╭─ TASK INPUTS

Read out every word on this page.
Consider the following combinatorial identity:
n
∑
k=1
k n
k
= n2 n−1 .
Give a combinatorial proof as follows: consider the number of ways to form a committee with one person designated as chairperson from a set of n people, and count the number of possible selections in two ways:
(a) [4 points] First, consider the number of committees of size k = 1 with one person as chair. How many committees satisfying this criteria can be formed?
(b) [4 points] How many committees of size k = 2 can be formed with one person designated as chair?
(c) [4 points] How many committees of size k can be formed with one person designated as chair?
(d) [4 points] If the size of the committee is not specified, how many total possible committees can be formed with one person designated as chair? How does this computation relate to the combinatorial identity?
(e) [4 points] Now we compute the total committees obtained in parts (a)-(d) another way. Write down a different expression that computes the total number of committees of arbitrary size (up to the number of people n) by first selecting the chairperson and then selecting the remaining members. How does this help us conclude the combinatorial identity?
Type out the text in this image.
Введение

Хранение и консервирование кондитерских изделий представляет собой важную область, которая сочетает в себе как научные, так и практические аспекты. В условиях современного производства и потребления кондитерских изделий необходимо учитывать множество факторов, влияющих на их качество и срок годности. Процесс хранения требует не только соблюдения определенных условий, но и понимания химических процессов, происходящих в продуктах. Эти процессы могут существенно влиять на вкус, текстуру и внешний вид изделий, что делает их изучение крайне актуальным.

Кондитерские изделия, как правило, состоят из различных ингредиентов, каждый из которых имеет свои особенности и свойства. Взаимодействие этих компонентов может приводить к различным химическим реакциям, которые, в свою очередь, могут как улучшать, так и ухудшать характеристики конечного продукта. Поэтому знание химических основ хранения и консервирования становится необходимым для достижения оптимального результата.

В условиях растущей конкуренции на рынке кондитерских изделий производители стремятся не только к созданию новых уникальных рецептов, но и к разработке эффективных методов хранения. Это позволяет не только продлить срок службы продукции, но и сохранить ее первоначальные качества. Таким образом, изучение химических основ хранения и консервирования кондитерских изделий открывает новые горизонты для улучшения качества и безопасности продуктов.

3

╰─
╭─ TASK INPUTS

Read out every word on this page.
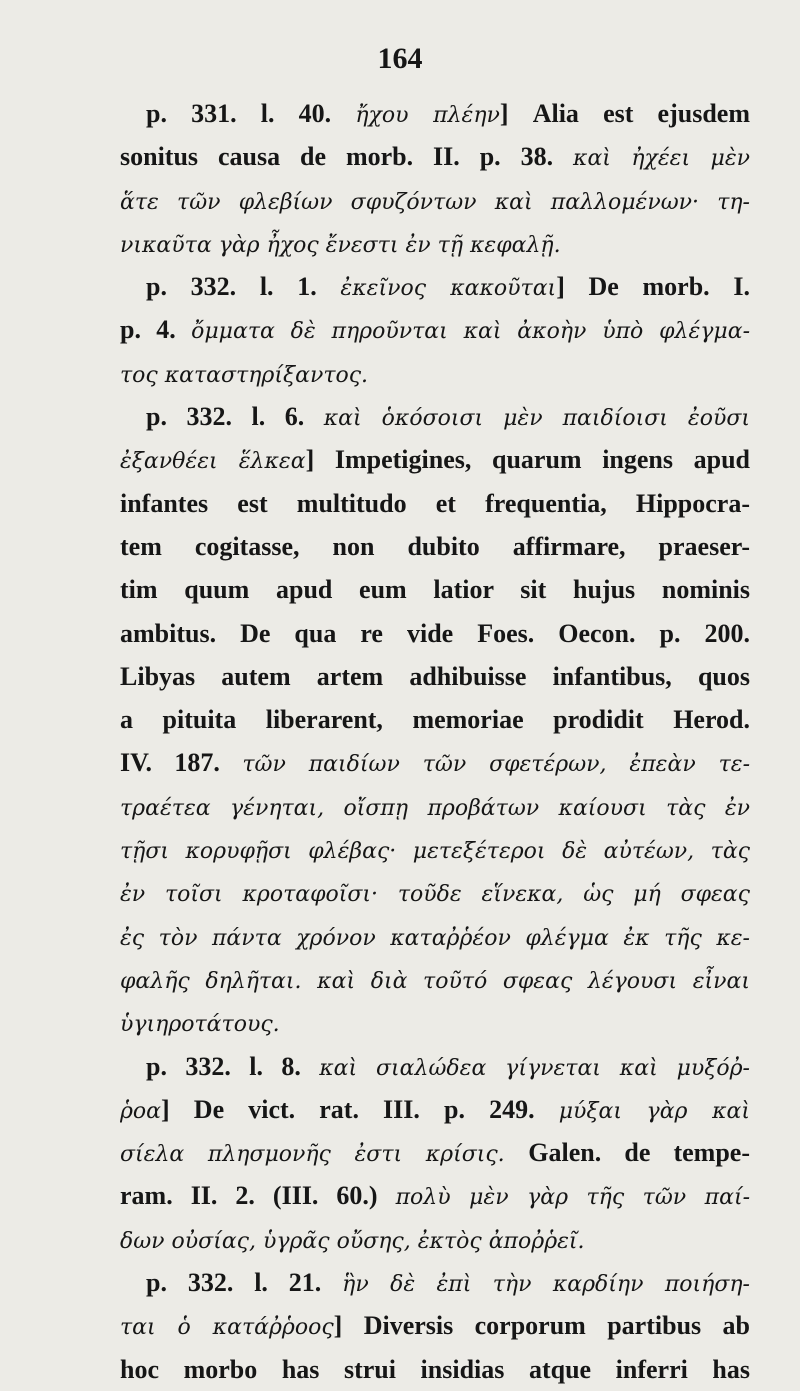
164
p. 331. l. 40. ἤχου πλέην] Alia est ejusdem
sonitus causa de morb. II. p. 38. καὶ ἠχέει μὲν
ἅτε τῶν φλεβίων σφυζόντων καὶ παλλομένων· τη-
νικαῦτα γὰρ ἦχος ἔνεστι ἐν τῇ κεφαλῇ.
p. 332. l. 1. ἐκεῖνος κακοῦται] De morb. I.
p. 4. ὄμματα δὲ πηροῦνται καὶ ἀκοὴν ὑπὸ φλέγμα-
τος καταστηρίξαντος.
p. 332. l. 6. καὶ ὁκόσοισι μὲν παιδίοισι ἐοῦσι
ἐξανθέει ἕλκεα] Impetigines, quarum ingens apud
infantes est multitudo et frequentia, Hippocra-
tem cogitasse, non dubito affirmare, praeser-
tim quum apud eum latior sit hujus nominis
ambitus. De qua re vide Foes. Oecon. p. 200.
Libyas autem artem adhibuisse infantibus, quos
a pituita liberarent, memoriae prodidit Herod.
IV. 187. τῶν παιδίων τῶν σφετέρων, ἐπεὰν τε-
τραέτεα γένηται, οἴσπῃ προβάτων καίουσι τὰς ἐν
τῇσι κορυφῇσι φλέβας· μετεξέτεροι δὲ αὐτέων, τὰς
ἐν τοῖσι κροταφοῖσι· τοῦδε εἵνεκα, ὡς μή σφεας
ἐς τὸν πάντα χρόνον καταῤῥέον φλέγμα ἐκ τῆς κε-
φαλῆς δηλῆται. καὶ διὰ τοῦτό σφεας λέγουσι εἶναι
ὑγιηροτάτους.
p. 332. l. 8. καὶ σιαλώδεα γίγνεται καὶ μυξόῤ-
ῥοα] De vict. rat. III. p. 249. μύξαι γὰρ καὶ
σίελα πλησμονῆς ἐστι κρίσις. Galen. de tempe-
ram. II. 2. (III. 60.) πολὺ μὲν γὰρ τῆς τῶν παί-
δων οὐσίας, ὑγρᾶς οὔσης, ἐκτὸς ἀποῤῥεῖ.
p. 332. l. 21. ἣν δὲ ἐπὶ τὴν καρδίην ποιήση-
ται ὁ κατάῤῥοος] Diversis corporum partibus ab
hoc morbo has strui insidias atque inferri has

╰─

WORK REQUIRED:
From the records above, report the count of lines containing "identity" and nothing more.

FINISHED EXERCISE:
3